### Material provided

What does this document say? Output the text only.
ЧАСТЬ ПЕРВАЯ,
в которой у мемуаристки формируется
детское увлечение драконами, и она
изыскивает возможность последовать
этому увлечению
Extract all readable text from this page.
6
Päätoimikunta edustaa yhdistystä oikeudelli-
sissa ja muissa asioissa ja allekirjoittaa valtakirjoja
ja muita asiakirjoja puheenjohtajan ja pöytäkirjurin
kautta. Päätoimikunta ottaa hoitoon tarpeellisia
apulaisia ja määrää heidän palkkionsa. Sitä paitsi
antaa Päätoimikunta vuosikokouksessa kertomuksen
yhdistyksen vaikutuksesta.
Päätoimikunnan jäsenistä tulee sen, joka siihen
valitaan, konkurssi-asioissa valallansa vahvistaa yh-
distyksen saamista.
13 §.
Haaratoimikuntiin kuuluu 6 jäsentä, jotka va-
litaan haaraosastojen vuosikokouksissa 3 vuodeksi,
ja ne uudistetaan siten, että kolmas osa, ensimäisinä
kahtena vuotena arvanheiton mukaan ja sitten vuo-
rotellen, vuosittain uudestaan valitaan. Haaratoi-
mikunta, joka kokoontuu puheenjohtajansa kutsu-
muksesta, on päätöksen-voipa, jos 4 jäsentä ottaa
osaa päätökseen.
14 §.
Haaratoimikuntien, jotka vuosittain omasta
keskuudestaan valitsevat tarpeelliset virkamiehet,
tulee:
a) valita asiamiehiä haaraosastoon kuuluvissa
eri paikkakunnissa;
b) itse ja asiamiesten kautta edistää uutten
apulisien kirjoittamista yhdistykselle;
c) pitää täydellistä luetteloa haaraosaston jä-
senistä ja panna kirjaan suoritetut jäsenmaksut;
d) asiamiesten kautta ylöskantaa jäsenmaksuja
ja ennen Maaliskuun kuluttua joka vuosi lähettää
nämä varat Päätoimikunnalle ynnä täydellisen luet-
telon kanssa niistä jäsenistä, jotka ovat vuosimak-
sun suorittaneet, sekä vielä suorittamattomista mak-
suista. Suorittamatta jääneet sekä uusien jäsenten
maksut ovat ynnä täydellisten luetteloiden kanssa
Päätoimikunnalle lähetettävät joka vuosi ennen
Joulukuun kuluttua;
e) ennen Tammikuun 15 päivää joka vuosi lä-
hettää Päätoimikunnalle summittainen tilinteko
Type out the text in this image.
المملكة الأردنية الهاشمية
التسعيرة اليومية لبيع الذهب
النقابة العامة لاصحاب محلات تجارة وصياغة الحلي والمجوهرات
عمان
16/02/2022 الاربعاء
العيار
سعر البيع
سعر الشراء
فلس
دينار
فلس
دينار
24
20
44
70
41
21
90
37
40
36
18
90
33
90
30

######

▸ Task description
Write out every entry word for word.

▸ Result
What does this document say? Output the text only.
ЧАСТЬ ПЕРВАЯ,
в которой у мемуаристки формируется
детское увлечение драконами, и она
изыскивает возможность последовать
этому увлечению
Extract all readable text from this page.
6
Päätoimikunta edustaa yhdistystä oikeudelli-
sissa ja muissa asioissa ja allekirjoittaa valtakirjoja
ja muita asiakirjoja puheenjohtajan ja pöytäkirjurin
kautta. Päätoimikunta ottaa hoitoon tarpeellisia
apulaisia ja määrää heidän palkkionsa. Sitä paitsi
antaa Päätoimikunta vuosikokouksessa kertomuksen
yhdistyksen vaikutuksesta.
Päätoimikunnan jäsenistä tulee sen, joka siihen
valitaan, konkurssi-asioissa valallansa vahvistaa yh-
distyksen saamista.
13 §.
Haaratoimikuntiin kuuluu 6 jäsentä, jotka va-
litaan haaraosastojen vuosikokouksissa 3 vuodeksi,
ja ne uudistetaan siten, että kolmas osa, ensimäisinä
kahtena vuotena arvanheiton mukaan ja sitten vuo-
rotellen, vuosittain uudestaan valitaan. Haaratoi-
mikunta, joka kokoontuu puheenjohtajansa kutsu-
muksesta, on päätöksen-voipa, jos 4 jäsentä ottaa
osaa päätökseen.
14 §.
Haaratoimikuntien, jotka vuosittain omasta
keskuudestaan valitsevat tarpeelliset virkamiehet,
tulee:
a) valita asiamiehiä haaraosastoon kuuluvissa
eri paikkakunnissa;
b) itse ja asiamiesten kautta edistää uutten
apulisien kirjoittamista yhdistykselle;
c) pitää täydellistä luetteloa haaraosaston jä-
senistä ja panna kirjaan suoritetut jäsenmaksut;
d) asiamiesten kautta ylöskantaa jäsenmaksuja
ja ennen Maaliskuun kuluttua joka vuosi lähettää
nämä varat Päätoimikunnalle ynnä täydellisen luet-
telon kanssa niistä jäsenistä, jotka ovat vuosimak-
sun suorittaneet, sekä vielä suorittamattomista mak-
suista. Suorittamatta jääneet sekä uusien jäsenten
maksut ovat ynnä täydellisten luetteloiden kanssa
Päätoimikunnalle lähetettävät joka vuosi ennen
Joulukuun kuluttua;
e) ennen Tammikuun 15 päivää joka vuosi lä-
hettää Päätoimikunnalle summittainen tilinteko
Type out the text in this image.
المملكة الأردنية الهاشمية
التسعيرة اليومية لبيع الذهب
النقابة العامة لاصحاب محلات تجارة وصياغة الحلي والمجوهرات
عمان
16/02/2022 الاربعاء
العيار
سعر البيع
سعر الشراء
فلس
دينار
فلس
دينار
24
20
44
70
41
21
90
37
40
36
18
90
33
90
30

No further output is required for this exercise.